Give again the lines from the line with "Extract all readable text from this page." to the last line of the records, exactly and in full. Do not carry over any pictures.

####################

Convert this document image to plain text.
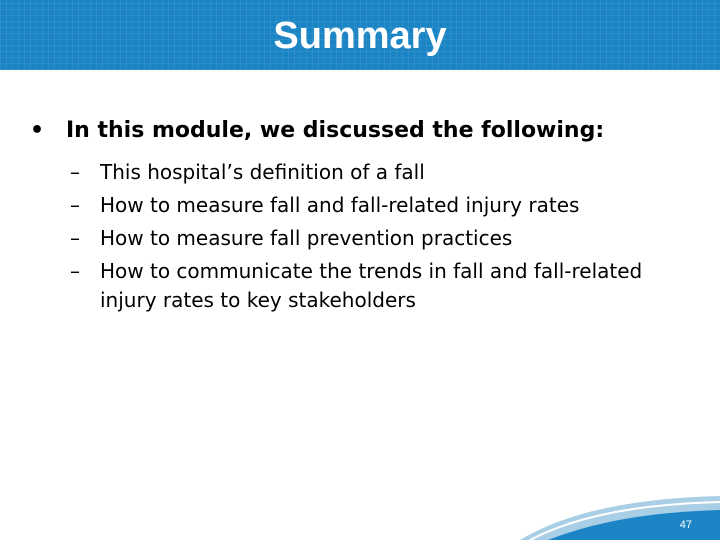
Summary
• In this module, we discussed the following:
– This hospital’s definition of a fall
– How to measure fall and fall-related injury rates
– How to measure fall prevention practices
– How to communicate the trends in fall and fall-related injury rates to key stakeholders
47
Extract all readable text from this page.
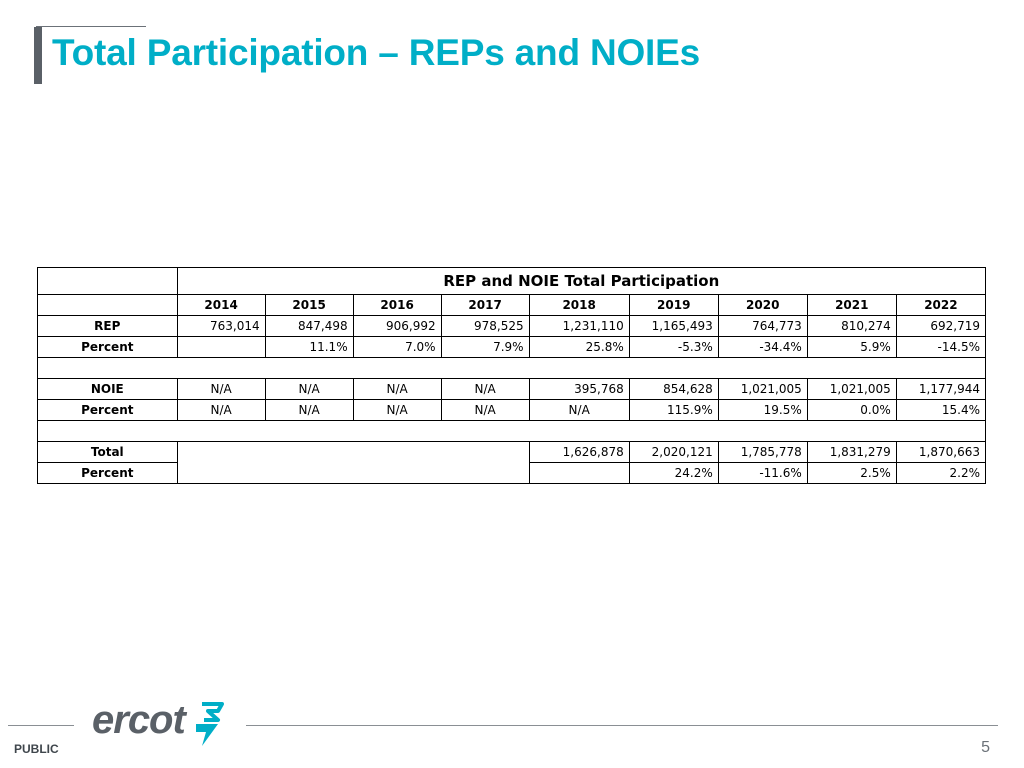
Total Participation – REPs and NOIEs
	REP and NOIE Total Participation								
	2014	2015	2016	2017	2018	2019	2020	2021	2022
REP	763,014	847,498	906,992	978,525	1,231,110	1,165,493	764,773	810,274	692,719
Percent		11.1%	7.0%	7.9%	25.8%	-5.3%	-34.4%	5.9%	-14.5%

NOIE	N/A	N/A	N/A	N/A	395,768	854,628	1,021,005	1,021,005	1,177,944
Percent	N/A	N/A	N/A	N/A	N/A	115.9%	19.5%	0.0%	15.4%

Total					1,626,878	2,020,121	1,785,778	1,831,279	1,870,663
Percent						24.2%	-11.6%	2.5%	2.2%
ercot
PUBLIC	5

####################

RESPONSE:
Extract all readable text from this page.
Total Participation – REPs and NOIEs
	REP and NOIE Total Participation								
	2014	2015	2016	2017	2018	2019	2020	2021	2022
REP	763,014	847,498	906,992	978,525	1,231,110	1,165,493	764,773	810,274	692,719
Percent		11.1%	7.0%	7.9%	25.8%	-5.3%	-34.4%	5.9%	-14.5%

NOIE	N/A	N/A	N/A	N/A	395,768	854,628	1,021,005	1,021,005	1,177,944
Percent	N/A	N/A	N/A	N/A	N/A	115.9%	19.5%	0.0%	15.4%

Total					1,626,878	2,020,121	1,785,778	1,831,279	1,870,663
Percent						24.2%	-11.6%	2.5%	2.2%
ercot
PUBLIC	5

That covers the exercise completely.